▶ Task:
Omit all pictures. Copy the rest of the material exactly.

[Dataset listings of figures]
━━━

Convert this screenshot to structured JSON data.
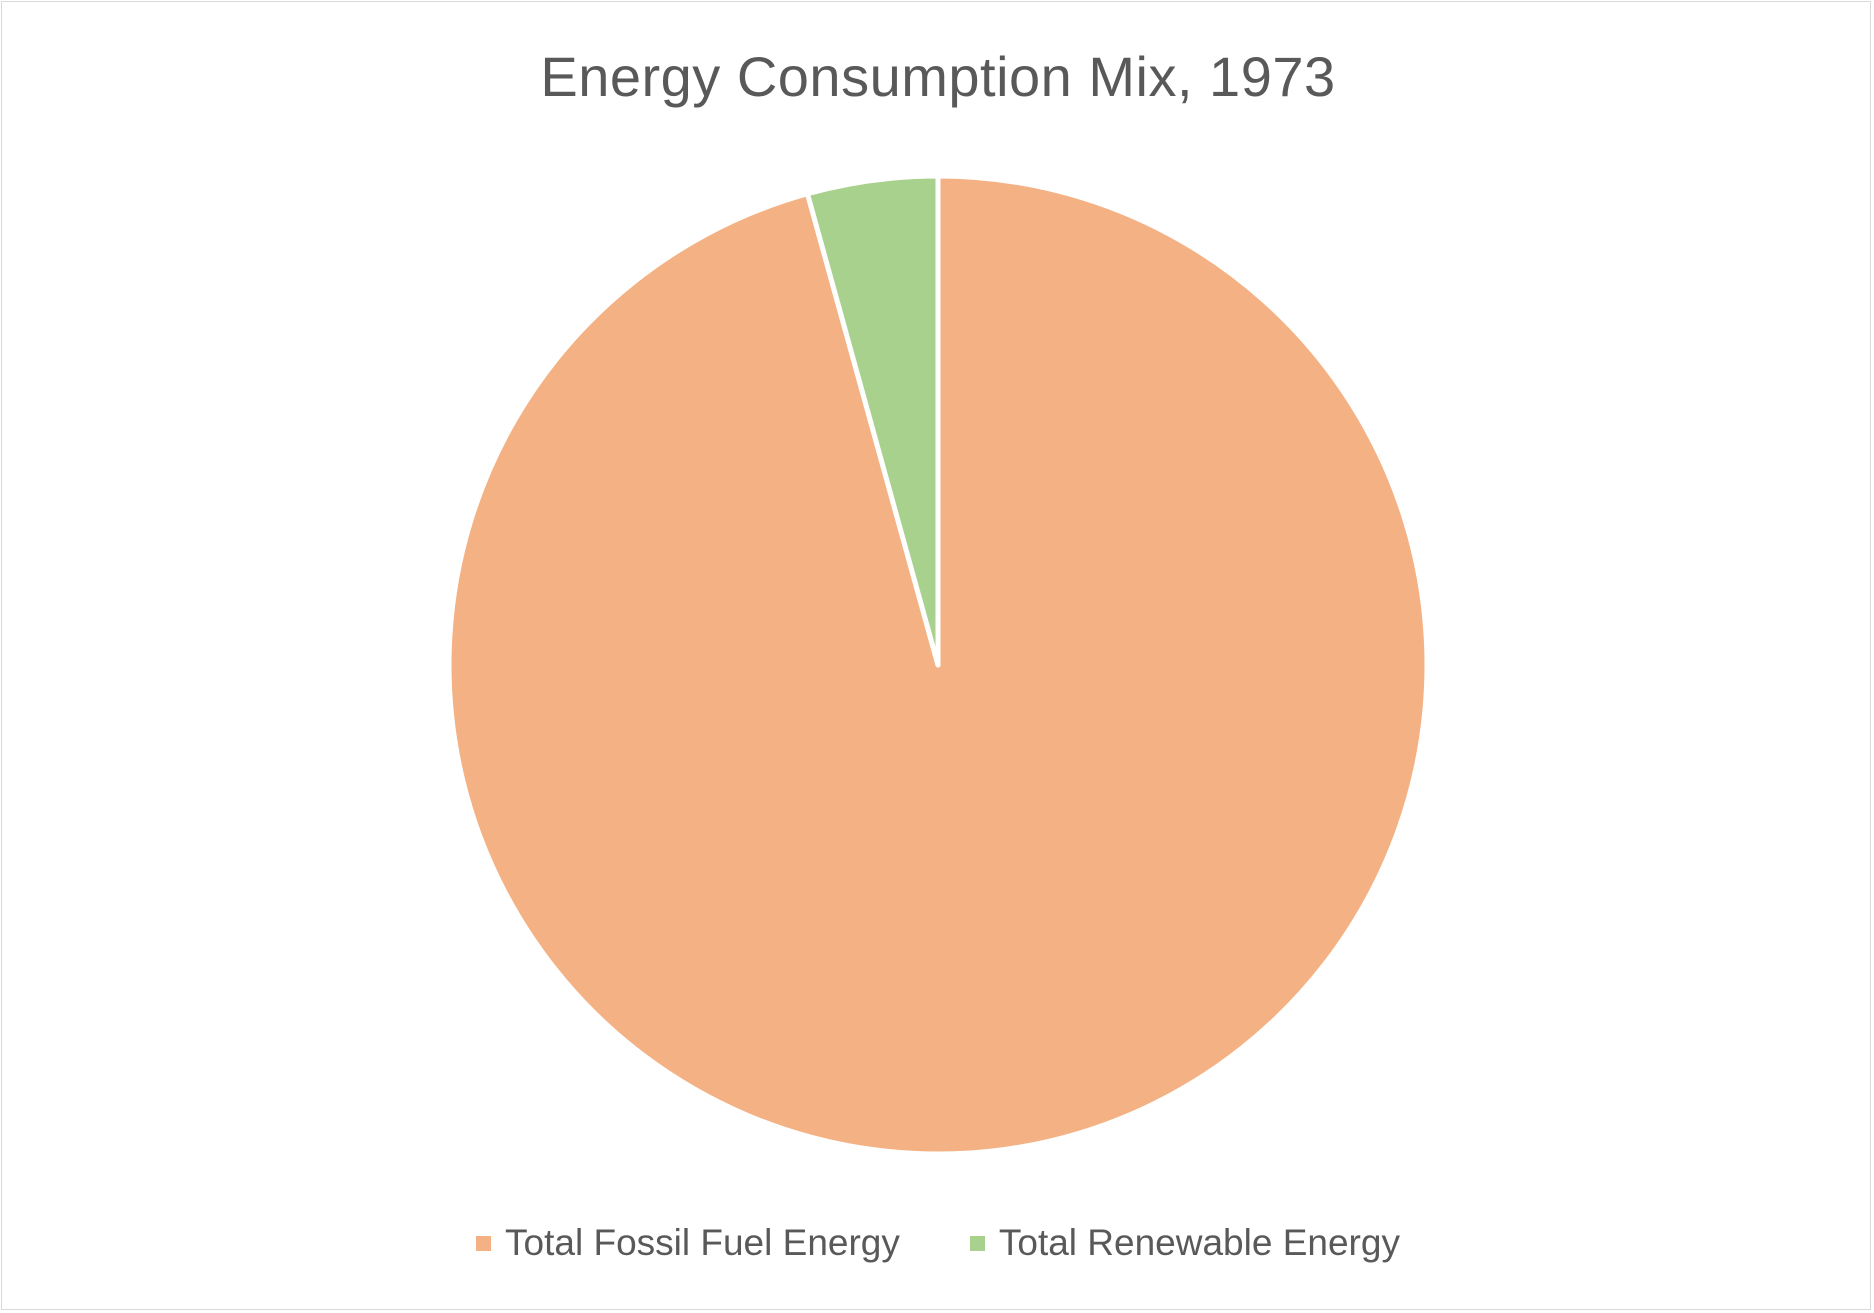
{
  "chart_data": {
    "type": "pie",
    "title": "Energy Consumption Mix, 1973",
    "categories": [
      "Total Fossil Fuel Energy",
      "Total Renewable Energy"
    ],
    "values": [
      95.7,
      4.3
    ],
    "colors": [
      "#F4B183",
      "#A9D18E"
    ],
    "start_angle_deg": 0,
    "direction": "clockwise",
    "legend_position": "bottom"
  },
  "legend": {
    "items": [
      {
        "label": "Total Fossil Fuel Energy",
        "color": "#F4B183"
      },
      {
        "label": "Total Renewable Energy",
        "color": "#A9D18E"
      }
    ]
  }
}
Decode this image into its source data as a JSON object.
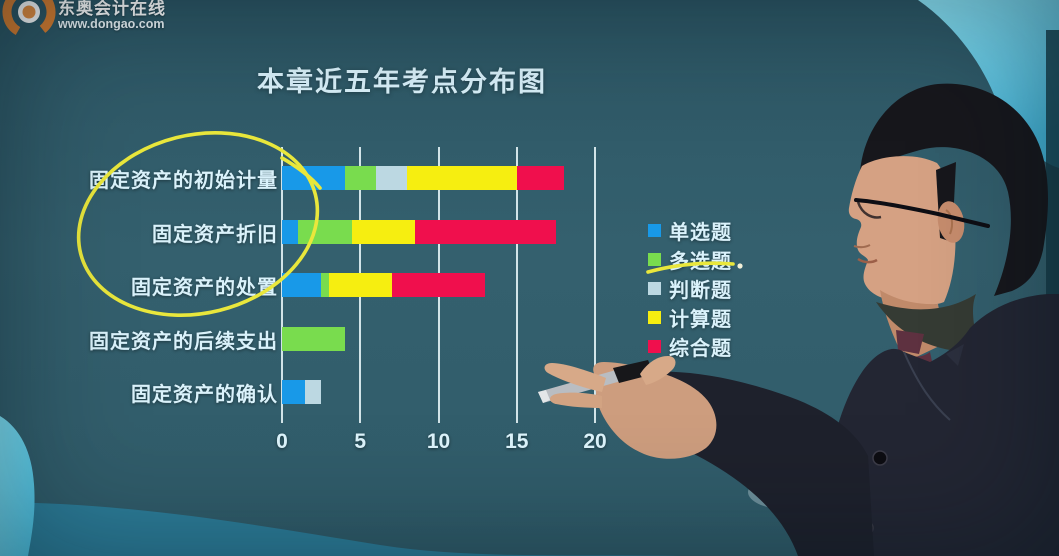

━━━

▶ Result of this task:
Convert this screenshot to structured JSON data.
{
  "chart_data": {
    "type": "pie",
    "title": "Energy Consumption Mix, 1973",
    "categories": [
      "Total Fossil Fuel Energy",
      "Total Renewable Energy"
    ],
    "values": [
      95.7,
      4.3
    ],
    "colors": [
      "#F4B183",
      "#A9D18E"
    ],
    "start_angle_deg": 0,
    "direction": "clockwise",
    "legend_position": "bottom"
  },
  "legend": {
    "items": [
      {
        "label": "Total Fossil Fuel Energy",
        "color": "#F4B183"
      },
      {
        "label": "Total Renewable Energy",
        "color": "#A9D18E"
      }
    ]
  }
}
Decode this image into its source data as a JSON object.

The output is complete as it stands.